To do: All the entries need to be quoted exactly, apart from the pictures, which you should drop.

______

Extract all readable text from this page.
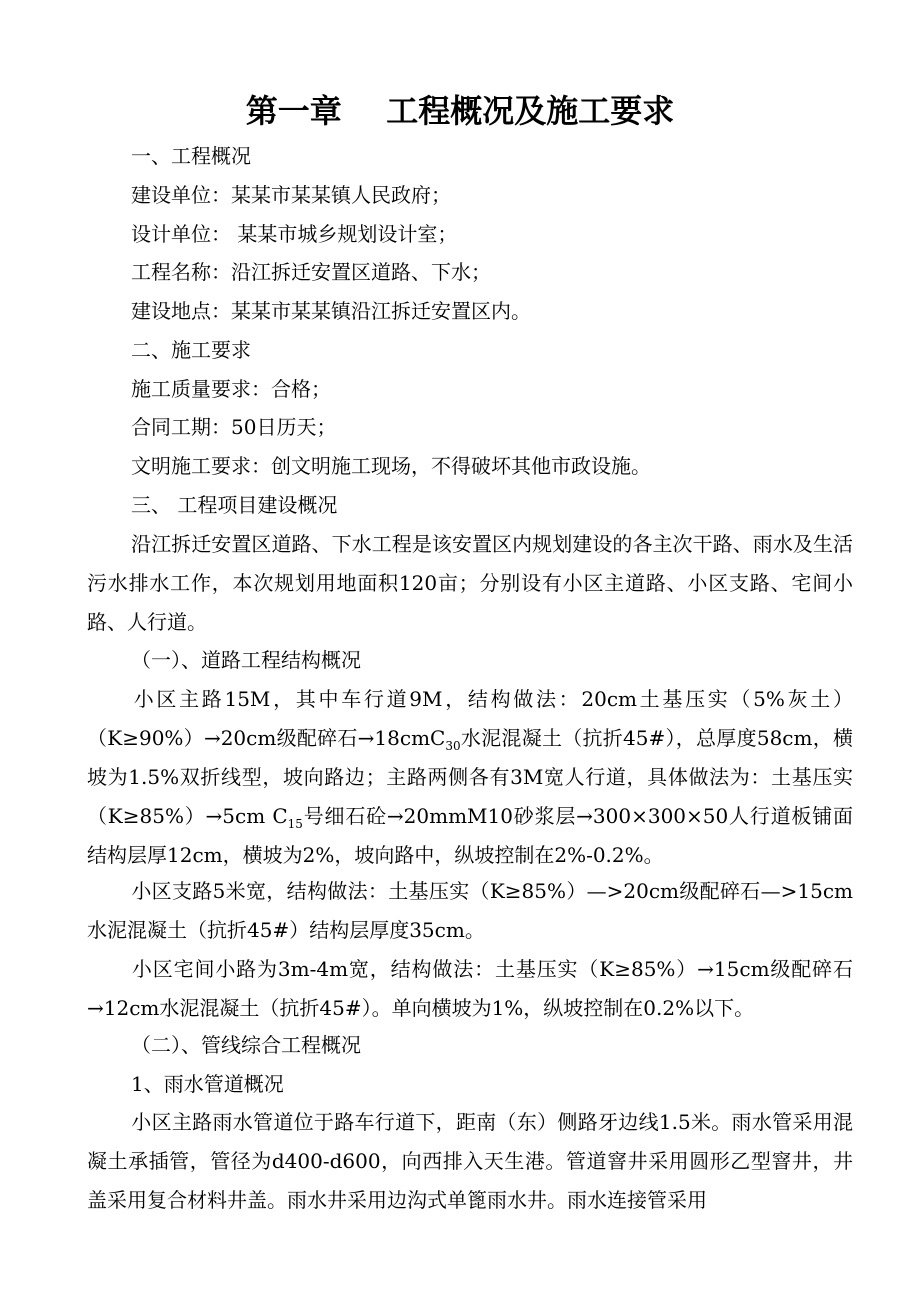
第一章    工程概况及施工要求
一、工程概况
建设单位：某某市某某镇人民政府；
设计单位： 某某市城乡规划设计室；
工程名称：沿江拆迁安置区道路、下水；
建设地点：某某市某某镇沿江拆迁安置区内。
二、施工要求
施工质量要求：合格；
合同工期：50日历天；
文明施工要求：创文明施工现场，不得破坏其他市政设施。
三、 工程项目建设概况
沿江拆迁安置区道路、下水工程是该安置区内规划建设的各主次干路、雨水及生活污水排水工作，本次规划用地面积120亩；分别设有小区主道路、小区支路、宅间小路、人行道。
（一）、道路工程结构概况
小区主路15M，其中车行道9M，结构做法：20cm土基压实（5%灰土）（K≥90%）→20cm级配碎石→18cmC$_{30}$水泥混凝土（抗折45#），总厚度58cm，横坡为1.5%双折线型，坡向路边；主路两侧各有3M宽人行道，具体做法为：土基压实（K≥85%）→5cm $C_{15}$号细石砼→20mmM10砂浆层→300×300×50人行道板铺面结构层厚12cm，横坡为2%，坡向路中，纵坡控制在2%-0.2%。
小区支路5米宽，结构做法：土基压实（K≥85%）—>20cm级配碎石—>15cm水泥混凝土（抗折45#）结构层厚度35cm。
小区宅间小路为3m-4m宽，结构做法：土基压实（K≥85%）→15cm级配碎石→12cm水泥混凝土（抗折45#）。单向横坡为1%，纵坡控制在0.2%以下。
（二）、管线综合工程概况
1、雨水管道概况
小区主路雨水管道位于路车行道下，距南（东）侧路牙边线1.5米。雨水管采用混凝土承插管，管径为d400-d600，向西排入天生港。管道窨井采用圆形乙型窨井，井盖采用复合材料井盖。雨水井采用边沟式单篦雨水井。雨水连接管采用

______

Expected answer:
Extract all readable text from this page.
第一章    工程概况及施工要求
一、工程概况
建设单位：某某市某某镇人民政府；
设计单位： 某某市城乡规划设计室；
工程名称：沿江拆迁安置区道路、下水；
建设地点：某某市某某镇沿江拆迁安置区内。
二、施工要求
施工质量要求：合格；
合同工期：50日历天；
文明施工要求：创文明施工现场，不得破坏其他市政设施。
三、 工程项目建设概况
沿江拆迁安置区道路、下水工程是该安置区内规划建设的各主次干路、雨水及生活污水排水工作，本次规划用地面积120亩；分别设有小区主道路、小区支路、宅间小路、人行道。
（一）、道路工程结构概况
小区主路15M，其中车行道9M，结构做法：20cm土基压实（5%灰土）（K≥90%）→20cm级配碎石→18cmC$_{30}$水泥混凝土（抗折45#），总厚度58cm，横坡为1.5%双折线型，坡向路边；主路两侧各有3M宽人行道，具体做法为：土基压实（K≥85%）→5cm $C_{15}$号细石砼→20mmM10砂浆层→300×300×50人行道板铺面结构层厚12cm，横坡为2%，坡向路中，纵坡控制在2%-0.2%。
小区支路5米宽，结构做法：土基压实（K≥85%）—>20cm级配碎石—>15cm水泥混凝土（抗折45#）结构层厚度35cm。
小区宅间小路为3m-4m宽，结构做法：土基压实（K≥85%）→15cm级配碎石→12cm水泥混凝土（抗折45#）。单向横坡为1%，纵坡控制在0.2%以下。
（二）、管线综合工程概况
1、雨水管道概况
小区主路雨水管道位于路车行道下，距南（东）侧路牙边线1.5米。雨水管采用混凝土承插管，管径为d400-d600，向西排入天生港。管道窨井采用圆形乙型窨井，井盖采用复合材料井盖。雨水井采用边沟式单篦雨水井。雨水连接管采用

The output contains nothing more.